** Aim **
Tally the lines that include "ylabel". Output the number only.

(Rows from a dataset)
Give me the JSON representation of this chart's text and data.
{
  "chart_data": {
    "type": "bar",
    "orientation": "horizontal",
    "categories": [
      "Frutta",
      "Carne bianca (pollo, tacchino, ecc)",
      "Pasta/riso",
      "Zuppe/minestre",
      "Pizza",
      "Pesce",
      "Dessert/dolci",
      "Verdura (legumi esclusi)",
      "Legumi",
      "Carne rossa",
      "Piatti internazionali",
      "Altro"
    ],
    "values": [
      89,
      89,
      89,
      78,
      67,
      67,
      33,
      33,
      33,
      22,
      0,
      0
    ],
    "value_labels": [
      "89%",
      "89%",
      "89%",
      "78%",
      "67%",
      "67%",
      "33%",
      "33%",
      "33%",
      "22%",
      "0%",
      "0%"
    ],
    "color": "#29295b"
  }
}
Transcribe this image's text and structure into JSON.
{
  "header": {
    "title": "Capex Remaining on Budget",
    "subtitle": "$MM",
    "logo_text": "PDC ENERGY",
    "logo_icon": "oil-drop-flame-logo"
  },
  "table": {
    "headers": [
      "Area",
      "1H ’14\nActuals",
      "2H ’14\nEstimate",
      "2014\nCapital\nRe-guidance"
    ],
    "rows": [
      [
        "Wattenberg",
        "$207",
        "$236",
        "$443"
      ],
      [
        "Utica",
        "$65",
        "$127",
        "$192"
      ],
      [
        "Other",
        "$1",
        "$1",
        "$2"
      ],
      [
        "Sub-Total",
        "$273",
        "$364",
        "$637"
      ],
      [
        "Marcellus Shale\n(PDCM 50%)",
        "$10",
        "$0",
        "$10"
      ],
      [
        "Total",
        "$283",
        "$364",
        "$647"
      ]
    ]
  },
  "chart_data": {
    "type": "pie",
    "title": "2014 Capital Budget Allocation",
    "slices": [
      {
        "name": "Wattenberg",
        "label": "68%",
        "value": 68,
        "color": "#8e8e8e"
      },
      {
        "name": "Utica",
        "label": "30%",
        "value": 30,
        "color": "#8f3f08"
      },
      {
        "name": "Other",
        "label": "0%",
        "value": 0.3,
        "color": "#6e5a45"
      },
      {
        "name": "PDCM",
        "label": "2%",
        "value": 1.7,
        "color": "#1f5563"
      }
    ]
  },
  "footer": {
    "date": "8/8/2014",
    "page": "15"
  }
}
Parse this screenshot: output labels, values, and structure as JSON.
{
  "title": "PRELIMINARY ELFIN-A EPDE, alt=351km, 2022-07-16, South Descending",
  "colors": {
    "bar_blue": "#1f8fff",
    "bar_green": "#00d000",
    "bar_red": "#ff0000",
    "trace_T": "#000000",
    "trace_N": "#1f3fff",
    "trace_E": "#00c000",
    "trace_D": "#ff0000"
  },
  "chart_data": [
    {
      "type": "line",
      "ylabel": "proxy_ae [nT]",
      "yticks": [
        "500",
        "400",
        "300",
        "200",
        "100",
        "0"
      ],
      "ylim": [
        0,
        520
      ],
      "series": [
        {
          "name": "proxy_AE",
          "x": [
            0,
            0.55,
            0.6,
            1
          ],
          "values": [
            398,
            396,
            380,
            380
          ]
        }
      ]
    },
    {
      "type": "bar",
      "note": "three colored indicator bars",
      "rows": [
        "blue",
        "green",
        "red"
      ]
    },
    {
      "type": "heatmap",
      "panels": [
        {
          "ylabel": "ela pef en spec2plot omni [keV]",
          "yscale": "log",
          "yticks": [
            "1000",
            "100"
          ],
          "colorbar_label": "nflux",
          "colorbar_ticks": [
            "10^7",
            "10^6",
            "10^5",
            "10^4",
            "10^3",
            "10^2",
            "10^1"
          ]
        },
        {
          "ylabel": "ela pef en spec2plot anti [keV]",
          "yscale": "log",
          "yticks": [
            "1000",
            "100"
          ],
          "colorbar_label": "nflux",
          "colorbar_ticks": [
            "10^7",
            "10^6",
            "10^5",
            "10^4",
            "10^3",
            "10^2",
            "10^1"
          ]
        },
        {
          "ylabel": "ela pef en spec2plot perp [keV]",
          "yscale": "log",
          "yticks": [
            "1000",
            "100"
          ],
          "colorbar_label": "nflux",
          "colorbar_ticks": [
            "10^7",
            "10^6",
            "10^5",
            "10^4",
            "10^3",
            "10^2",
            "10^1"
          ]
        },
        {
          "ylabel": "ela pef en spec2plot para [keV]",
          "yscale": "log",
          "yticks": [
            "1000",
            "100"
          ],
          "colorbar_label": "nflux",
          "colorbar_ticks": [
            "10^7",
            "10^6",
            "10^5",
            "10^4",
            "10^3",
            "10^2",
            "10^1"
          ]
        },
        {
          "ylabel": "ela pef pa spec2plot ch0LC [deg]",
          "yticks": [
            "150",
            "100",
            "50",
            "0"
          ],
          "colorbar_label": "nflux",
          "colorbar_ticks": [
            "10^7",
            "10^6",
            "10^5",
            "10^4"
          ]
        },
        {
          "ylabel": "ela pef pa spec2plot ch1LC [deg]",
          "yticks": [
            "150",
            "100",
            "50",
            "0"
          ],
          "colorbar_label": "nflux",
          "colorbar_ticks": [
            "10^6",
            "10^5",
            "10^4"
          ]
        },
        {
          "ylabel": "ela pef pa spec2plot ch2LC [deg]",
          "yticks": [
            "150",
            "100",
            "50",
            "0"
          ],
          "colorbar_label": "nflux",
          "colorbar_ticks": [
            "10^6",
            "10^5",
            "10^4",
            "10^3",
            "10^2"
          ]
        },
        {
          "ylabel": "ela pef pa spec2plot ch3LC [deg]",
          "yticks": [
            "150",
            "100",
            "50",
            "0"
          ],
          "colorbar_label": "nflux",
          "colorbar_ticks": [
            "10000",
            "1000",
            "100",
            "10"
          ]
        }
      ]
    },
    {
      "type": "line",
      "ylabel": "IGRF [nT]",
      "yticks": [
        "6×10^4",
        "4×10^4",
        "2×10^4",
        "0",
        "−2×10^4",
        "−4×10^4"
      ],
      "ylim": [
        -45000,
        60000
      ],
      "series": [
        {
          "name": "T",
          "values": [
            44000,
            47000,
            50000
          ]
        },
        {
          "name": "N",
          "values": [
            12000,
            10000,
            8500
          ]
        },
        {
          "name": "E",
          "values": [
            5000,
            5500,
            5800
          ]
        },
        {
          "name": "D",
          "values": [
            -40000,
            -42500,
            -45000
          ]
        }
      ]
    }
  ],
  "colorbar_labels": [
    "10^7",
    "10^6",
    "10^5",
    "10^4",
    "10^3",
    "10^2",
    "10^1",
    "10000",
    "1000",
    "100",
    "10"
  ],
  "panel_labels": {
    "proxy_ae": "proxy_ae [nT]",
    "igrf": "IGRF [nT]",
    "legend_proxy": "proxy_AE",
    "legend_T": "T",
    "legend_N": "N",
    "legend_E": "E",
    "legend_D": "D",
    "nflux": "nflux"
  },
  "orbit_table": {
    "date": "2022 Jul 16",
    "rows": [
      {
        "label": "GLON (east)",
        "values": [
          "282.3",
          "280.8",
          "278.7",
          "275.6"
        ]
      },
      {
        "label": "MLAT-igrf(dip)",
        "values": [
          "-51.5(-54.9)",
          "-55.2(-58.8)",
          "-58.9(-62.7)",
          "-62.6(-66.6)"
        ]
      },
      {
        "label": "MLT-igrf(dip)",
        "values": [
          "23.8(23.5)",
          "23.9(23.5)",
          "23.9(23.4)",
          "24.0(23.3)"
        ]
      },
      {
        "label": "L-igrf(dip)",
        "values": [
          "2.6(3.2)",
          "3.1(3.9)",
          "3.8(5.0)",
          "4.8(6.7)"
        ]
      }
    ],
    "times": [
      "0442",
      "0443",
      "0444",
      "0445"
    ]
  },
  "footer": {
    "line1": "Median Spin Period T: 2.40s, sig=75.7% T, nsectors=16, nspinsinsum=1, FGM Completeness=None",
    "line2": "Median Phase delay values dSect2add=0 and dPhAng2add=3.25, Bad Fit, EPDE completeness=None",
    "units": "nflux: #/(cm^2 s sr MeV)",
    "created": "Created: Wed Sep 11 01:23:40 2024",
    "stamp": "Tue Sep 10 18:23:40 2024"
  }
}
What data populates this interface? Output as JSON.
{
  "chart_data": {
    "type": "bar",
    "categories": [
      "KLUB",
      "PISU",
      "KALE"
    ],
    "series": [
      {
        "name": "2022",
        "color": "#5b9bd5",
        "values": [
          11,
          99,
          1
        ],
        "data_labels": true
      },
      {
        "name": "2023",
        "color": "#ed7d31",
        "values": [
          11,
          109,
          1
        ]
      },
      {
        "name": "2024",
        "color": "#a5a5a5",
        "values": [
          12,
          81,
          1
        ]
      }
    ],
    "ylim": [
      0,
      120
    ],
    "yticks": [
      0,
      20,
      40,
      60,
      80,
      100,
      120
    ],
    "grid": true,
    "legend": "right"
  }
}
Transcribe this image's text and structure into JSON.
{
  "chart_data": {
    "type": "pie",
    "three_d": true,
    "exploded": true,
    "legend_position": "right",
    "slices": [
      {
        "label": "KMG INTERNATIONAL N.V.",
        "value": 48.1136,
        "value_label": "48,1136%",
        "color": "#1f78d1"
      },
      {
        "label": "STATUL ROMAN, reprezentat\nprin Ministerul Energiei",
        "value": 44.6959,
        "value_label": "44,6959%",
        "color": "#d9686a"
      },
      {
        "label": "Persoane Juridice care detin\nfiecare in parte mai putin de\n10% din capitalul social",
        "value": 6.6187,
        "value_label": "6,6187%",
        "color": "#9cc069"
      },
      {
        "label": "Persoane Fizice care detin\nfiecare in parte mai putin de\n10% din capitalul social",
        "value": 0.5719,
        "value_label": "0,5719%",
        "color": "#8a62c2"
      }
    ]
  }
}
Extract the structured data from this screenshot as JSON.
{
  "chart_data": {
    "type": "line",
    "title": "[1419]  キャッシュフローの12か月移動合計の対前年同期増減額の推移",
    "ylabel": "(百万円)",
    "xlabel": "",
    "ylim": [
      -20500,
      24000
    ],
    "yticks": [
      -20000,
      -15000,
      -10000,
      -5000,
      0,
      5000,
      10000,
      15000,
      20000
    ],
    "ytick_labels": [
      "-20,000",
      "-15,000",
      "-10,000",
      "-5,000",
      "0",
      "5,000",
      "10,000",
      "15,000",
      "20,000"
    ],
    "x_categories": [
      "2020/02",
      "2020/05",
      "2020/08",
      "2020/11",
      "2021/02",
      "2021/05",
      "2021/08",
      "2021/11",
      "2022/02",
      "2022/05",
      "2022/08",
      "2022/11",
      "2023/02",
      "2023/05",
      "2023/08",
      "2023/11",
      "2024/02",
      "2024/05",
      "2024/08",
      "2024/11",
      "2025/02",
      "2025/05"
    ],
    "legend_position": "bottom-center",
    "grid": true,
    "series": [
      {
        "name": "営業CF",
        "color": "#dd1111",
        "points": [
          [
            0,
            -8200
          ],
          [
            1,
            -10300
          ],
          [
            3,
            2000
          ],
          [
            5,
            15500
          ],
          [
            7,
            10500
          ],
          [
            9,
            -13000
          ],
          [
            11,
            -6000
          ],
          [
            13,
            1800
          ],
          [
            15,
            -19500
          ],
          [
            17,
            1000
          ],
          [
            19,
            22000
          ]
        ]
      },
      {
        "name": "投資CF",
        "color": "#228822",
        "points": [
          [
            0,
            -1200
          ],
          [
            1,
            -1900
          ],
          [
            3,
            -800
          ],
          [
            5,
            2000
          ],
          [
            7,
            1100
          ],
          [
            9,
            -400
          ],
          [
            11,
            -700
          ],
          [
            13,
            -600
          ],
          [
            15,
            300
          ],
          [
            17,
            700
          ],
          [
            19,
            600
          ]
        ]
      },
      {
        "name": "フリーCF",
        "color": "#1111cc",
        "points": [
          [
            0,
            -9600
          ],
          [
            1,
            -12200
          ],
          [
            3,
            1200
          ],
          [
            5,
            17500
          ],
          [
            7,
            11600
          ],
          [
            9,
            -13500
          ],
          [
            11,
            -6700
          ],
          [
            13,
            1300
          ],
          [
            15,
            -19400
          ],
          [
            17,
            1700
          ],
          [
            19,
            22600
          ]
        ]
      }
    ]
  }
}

** Full response **
11